Reproduce the data exactly and drop any pictures it holds.

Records
──────────

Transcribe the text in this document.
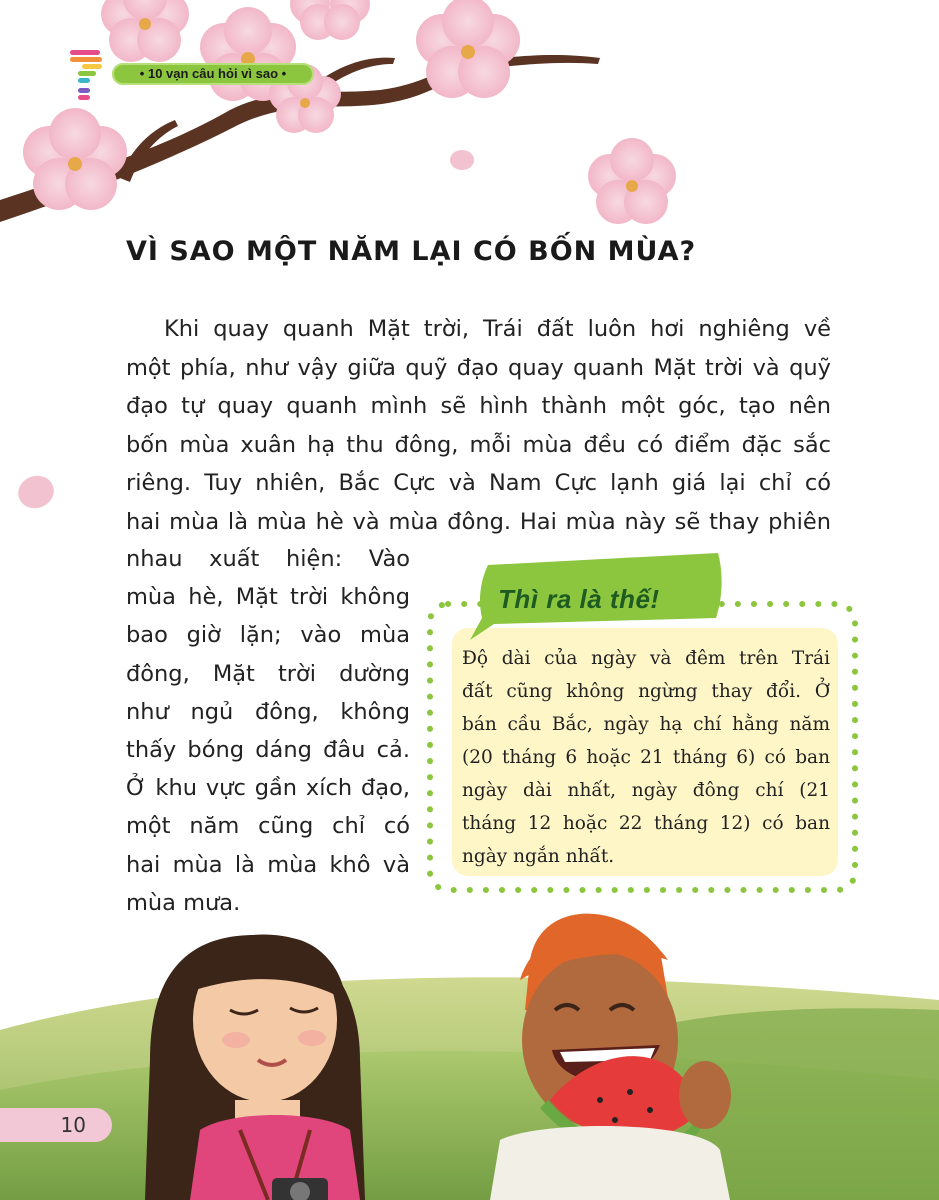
• 10 vạn câu hỏi vì sao •
VÌ SAO MỘT NĂM LẠI CÓ BỐN MÙA?
Khi quay quanh Mặt trời, Trái đất luôn hơi nghiêng về
một phía, như vậy giữa quỹ đạo quay quanh Mặt trời và quỹ
đạo tự quay quanh mình sẽ hình thành một góc, tạo nên
bốn mùa xuân hạ thu đông, mỗi mùa đều có điểm đặc sắc
riêng. Tuy nhiên, Bắc Cực và Nam Cực lạnh giá lại chỉ có
hai mùa là mùa hè và mùa đông. Hai mùa này sẽ thay phiên
nhau xuất hiện: Vào
mùa hè, Mặt trời không
bao giờ lặn; vào mùa
đông, Mặt trời dường
như ngủ đông, không
thấy bóng dáng đâu cả.
Ở khu vực gần xích đạo,
một năm cũng chỉ có
hai mùa là mùa khô và
mùa mưa.
Thì ra là thế!
Độ dài của ngày và đêm trên Trái
đất cũng không ngừng thay đổi. Ở
bán cầu Bắc, ngày hạ chí hằng năm
(20 tháng 6 hoặc 21 tháng 6) có ban
ngày dài nhất, ngày đông chí (21
tháng 12 hoặc 22 tháng 12) có ban
ngày ngắn nhất.
10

──────────

# Solution for this problem
Transcribe the text in this document.
• 10 vạn câu hỏi vì sao •
VÌ SAO MỘT NĂM LẠI CÓ BỐN MÙA?
Khi quay quanh Mặt trời, Trái đất luôn hơi nghiêng về
một phía, như vậy giữa quỹ đạo quay quanh Mặt trời và quỹ
đạo tự quay quanh mình sẽ hình thành một góc, tạo nên
bốn mùa xuân hạ thu đông, mỗi mùa đều có điểm đặc sắc
riêng. Tuy nhiên, Bắc Cực và Nam Cực lạnh giá lại chỉ có
hai mùa là mùa hè và mùa đông. Hai mùa này sẽ thay phiên
nhau xuất hiện: Vào
mùa hè, Mặt trời không
bao giờ lặn; vào mùa
đông, Mặt trời dường
như ngủ đông, không
thấy bóng dáng đâu cả.
Ở khu vực gần xích đạo,
một năm cũng chỉ có
hai mùa là mùa khô và
mùa mưa.
Thì ra là thế!
Độ dài của ngày và đêm trên Trái
đất cũng không ngừng thay đổi. Ở
bán cầu Bắc, ngày hạ chí hằng năm
(20 tháng 6 hoặc 21 tháng 6) có ban
ngày dài nhất, ngày đông chí (21
tháng 12 hoặc 22 tháng 12) có ban
ngày ngắn nhất.
10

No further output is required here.